▶ [TASK DETAILS] Output every record below exactly as it appears.

▶ [SUPPLIED ENTRIES]

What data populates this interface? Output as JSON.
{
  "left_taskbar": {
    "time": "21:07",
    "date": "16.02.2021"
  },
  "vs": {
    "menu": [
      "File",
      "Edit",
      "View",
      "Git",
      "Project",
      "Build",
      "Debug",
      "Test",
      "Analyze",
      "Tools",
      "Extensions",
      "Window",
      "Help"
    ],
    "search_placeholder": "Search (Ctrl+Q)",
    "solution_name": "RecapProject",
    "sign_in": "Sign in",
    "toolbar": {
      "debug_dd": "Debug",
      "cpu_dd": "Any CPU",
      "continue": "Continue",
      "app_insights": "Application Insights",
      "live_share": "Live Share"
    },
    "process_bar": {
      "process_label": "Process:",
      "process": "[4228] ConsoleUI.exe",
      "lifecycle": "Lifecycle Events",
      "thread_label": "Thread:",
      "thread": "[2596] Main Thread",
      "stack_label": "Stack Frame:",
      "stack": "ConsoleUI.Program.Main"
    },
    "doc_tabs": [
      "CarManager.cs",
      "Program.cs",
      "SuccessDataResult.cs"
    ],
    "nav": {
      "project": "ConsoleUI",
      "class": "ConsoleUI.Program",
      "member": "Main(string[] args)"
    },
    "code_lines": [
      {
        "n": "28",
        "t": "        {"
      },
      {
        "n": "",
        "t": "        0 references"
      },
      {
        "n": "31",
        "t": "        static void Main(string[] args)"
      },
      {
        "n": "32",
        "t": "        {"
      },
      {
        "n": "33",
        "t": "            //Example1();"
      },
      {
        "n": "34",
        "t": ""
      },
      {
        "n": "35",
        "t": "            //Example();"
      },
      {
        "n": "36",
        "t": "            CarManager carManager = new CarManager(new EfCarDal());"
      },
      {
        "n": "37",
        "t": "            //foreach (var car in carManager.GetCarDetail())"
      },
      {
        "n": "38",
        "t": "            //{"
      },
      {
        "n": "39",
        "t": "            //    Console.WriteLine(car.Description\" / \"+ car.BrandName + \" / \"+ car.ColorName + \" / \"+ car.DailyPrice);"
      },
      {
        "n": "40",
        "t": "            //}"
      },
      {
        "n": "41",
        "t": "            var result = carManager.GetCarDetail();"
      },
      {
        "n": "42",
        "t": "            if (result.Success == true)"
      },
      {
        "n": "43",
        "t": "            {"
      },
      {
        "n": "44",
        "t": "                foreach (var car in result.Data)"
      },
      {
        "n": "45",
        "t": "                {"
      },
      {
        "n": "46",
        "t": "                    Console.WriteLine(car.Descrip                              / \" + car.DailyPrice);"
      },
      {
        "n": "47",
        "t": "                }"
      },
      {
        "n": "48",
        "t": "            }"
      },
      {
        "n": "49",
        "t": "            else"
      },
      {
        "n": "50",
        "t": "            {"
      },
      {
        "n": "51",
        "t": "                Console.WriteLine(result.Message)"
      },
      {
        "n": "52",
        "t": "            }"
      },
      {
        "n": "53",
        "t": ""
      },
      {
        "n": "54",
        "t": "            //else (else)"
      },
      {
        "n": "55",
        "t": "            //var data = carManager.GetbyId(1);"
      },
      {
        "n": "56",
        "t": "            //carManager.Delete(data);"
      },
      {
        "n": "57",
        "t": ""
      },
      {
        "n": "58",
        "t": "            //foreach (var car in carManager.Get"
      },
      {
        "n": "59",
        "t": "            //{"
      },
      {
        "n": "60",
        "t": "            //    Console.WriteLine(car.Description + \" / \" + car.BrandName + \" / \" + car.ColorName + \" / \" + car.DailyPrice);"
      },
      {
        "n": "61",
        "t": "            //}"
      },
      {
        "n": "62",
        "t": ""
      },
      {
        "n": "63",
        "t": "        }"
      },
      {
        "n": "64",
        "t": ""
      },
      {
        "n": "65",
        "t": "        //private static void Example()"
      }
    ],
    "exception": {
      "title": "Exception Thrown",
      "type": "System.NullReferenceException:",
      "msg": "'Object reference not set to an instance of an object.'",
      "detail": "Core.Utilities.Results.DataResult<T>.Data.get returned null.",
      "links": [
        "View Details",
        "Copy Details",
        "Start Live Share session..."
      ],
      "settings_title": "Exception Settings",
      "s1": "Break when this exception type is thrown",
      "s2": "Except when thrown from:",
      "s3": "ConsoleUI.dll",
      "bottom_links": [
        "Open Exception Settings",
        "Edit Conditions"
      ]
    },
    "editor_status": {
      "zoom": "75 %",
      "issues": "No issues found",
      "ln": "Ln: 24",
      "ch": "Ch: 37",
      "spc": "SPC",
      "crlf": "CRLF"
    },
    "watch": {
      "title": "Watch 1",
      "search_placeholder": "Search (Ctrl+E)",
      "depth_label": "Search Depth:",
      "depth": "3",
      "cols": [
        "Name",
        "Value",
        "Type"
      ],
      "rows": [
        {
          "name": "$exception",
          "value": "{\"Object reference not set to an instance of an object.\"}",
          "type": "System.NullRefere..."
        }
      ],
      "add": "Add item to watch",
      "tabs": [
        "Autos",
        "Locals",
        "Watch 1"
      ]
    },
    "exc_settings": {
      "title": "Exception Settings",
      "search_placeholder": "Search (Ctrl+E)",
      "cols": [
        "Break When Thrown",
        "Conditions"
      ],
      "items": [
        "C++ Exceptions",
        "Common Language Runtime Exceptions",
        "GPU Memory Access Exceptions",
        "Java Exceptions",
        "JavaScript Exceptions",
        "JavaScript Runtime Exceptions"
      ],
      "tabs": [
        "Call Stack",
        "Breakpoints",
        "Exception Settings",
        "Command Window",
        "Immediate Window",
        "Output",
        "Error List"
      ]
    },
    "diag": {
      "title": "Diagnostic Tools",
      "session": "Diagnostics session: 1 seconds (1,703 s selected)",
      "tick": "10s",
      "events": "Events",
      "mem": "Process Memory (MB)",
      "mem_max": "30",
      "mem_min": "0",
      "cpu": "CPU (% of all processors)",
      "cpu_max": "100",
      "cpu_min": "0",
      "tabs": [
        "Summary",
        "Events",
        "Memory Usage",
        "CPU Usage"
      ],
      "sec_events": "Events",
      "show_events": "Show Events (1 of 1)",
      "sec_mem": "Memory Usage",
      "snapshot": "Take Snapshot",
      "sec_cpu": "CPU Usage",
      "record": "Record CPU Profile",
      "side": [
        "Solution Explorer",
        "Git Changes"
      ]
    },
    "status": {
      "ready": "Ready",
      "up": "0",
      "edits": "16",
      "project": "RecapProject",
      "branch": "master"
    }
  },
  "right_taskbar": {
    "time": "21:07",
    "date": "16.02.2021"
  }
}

▶ [RESULT OF THE TASK]
What data populates this interface? Output as JSON.
{
  "left_taskbar": {
    "time": "21:07",
    "date": "16.02.2021"
  },
  "vs": {
    "menu": [
      "File",
      "Edit",
      "View",
      "Git",
      "Project",
      "Build",
      "Debug",
      "Test",
      "Analyze",
      "Tools",
      "Extensions",
      "Window",
      "Help"
    ],
    "search_placeholder": "Search (Ctrl+Q)",
    "solution_name": "RecapProject",
    "sign_in": "Sign in",
    "toolbar": {
      "debug_dd": "Debug",
      "cpu_dd": "Any CPU",
      "continue": "Continue",
      "app_insights": "Application Insights",
      "live_share": "Live Share"
    },
    "process_bar": {
      "process_label": "Process:",
      "process": "[4228] ConsoleUI.exe",
      "lifecycle": "Lifecycle Events",
      "thread_label": "Thread:",
      "thread": "[2596] Main Thread",
      "stack_label": "Stack Frame:",
      "stack": "ConsoleUI.Program.Main"
    },
    "doc_tabs": [
      "CarManager.cs",
      "Program.cs",
      "SuccessDataResult.cs"
    ],
    "nav": {
      "project": "ConsoleUI",
      "class": "ConsoleUI.Program",
      "member": "Main(string[] args)"
    },
    "code_lines": [
      {
        "n": "28",
        "t": "        {"
      },
      {
        "n": "",
        "t": "        0 references"
      },
      {
        "n": "31",
        "t": "        static void Main(string[] args)"
      },
      {
        "n": "32",
        "t": "        {"
      },
      {
        "n": "33",
        "t": "            //Example1();"
      },
      {
        "n": "34",
        "t": ""
      },
      {
        "n": "35",
        "t": "            //Example();"
      },
      {
        "n": "36",
        "t": "            CarManager carManager = new CarManager(new EfCarDal());"
      },
      {
        "n": "37",
        "t": "            //foreach (var car in carManager.GetCarDetail())"
      },
      {
        "n": "38",
        "t": "            //{"
      },
      {
        "n": "39",
        "t": "            //    Console.WriteLine(car.Description\" / \"+ car.BrandName + \" / \"+ car.ColorName + \" / \"+ car.DailyPrice);"
      },
      {
        "n": "40",
        "t": "            //}"
      },
      {
        "n": "41",
        "t": "            var result = carManager.GetCarDetail();"
      },
      {
        "n": "42",
        "t": "            if (result.Success == true)"
      },
      {
        "n": "43",
        "t": "            {"
      },
      {
        "n": "44",
        "t": "                foreach (var car in result.Data)"
      },
      {
        "n": "45",
        "t": "                {"
      },
      {
        "n": "46",
        "t": "                    Console.WriteLine(car.Descrip                              / \" + car.DailyPrice);"
      },
      {
        "n": "47",
        "t": "                }"
      },
      {
        "n": "48",
        "t": "            }"
      },
      {
        "n": "49",
        "t": "            else"
      },
      {
        "n": "50",
        "t": "            {"
      },
      {
        "n": "51",
        "t": "                Console.WriteLine(result.Message)"
      },
      {
        "n": "52",
        "t": "            }"
      },
      {
        "n": "53",
        "t": ""
      },
      {
        "n": "54",
        "t": "            //else (else)"
      },
      {
        "n": "55",
        "t": "            //var data = carManager.GetbyId(1);"
      },
      {
        "n": "56",
        "t": "            //carManager.Delete(data);"
      },
      {
        "n": "57",
        "t": ""
      },
      {
        "n": "58",
        "t": "            //foreach (var car in carManager.Get"
      },
      {
        "n": "59",
        "t": "            //{"
      },
      {
        "n": "60",
        "t": "            //    Console.WriteLine(car.Description + \" / \" + car.BrandName + \" / \" + car.ColorName + \" / \" + car.DailyPrice);"
      },
      {
        "n": "61",
        "t": "            //}"
      },
      {
        "n": "62",
        "t": ""
      },
      {
        "n": "63",
        "t": "        }"
      },
      {
        "n": "64",
        "t": ""
      },
      {
        "n": "65",
        "t": "        //private static void Example()"
      }
    ],
    "exception": {
      "title": "Exception Thrown",
      "type": "System.NullReferenceException:",
      "msg": "'Object reference not set to an instance of an object.'",
      "detail": "Core.Utilities.Results.DataResult<T>.Data.get returned null.",
      "links": [
        "View Details",
        "Copy Details",
        "Start Live Share session..."
      ],
      "settings_title": "Exception Settings",
      "s1": "Break when this exception type is thrown",
      "s2": "Except when thrown from:",
      "s3": "ConsoleUI.dll",
      "bottom_links": [
        "Open Exception Settings",
        "Edit Conditions"
      ]
    },
    "editor_status": {
      "zoom": "75 %",
      "issues": "No issues found",
      "ln": "Ln: 24",
      "ch": "Ch: 37",
      "spc": "SPC",
      "crlf": "CRLF"
    },
    "watch": {
      "title": "Watch 1",
      "search_placeholder": "Search (Ctrl+E)",
      "depth_label": "Search Depth:",
      "depth": "3",
      "cols": [
        "Name",
        "Value",
        "Type"
      ],
      "rows": [
        {
          "name": "$exception",
          "value": "{\"Object reference not set to an instance of an object.\"}",
          "type": "System.NullRefere..."
        }
      ],
      "add": "Add item to watch",
      "tabs": [
        "Autos",
        "Locals",
        "Watch 1"
      ]
    },
    "exc_settings": {
      "title": "Exception Settings",
      "search_placeholder": "Search (Ctrl+E)",
      "cols": [
        "Break When Thrown",
        "Conditions"
      ],
      "items": [
        "C++ Exceptions",
        "Common Language Runtime Exceptions",
        "GPU Memory Access Exceptions",
        "Java Exceptions",
        "JavaScript Exceptions",
        "JavaScript Runtime Exceptions"
      ],
      "tabs": [
        "Call Stack",
        "Breakpoints",
        "Exception Settings",
        "Command Window",
        "Immediate Window",
        "Output",
        "Error List"
      ]
    },
    "diag": {
      "title": "Diagnostic Tools",
      "session": "Diagnostics session: 1 seconds (1,703 s selected)",
      "tick": "10s",
      "events": "Events",
      "mem": "Process Memory (MB)",
      "mem_max": "30",
      "mem_min": "0",
      "cpu": "CPU (% of all processors)",
      "cpu_max": "100",
      "cpu_min": "0",
      "tabs": [
        "Summary",
        "Events",
        "Memory Usage",
        "CPU Usage"
      ],
      "sec_events": "Events",
      "show_events": "Show Events (1 of 1)",
      "sec_mem": "Memory Usage",
      "snapshot": "Take Snapshot",
      "sec_cpu": "CPU Usage",
      "record": "Record CPU Profile",
      "side": [
        "Solution Explorer",
        "Git Changes"
      ]
    },
    "status": {
      "ready": "Ready",
      "up": "0",
      "edits": "16",
      "project": "RecapProject",
      "branch": "master"
    }
  },
  "right_taskbar": {
    "time": "21:07",
    "date": "16.02.2021"
  }
}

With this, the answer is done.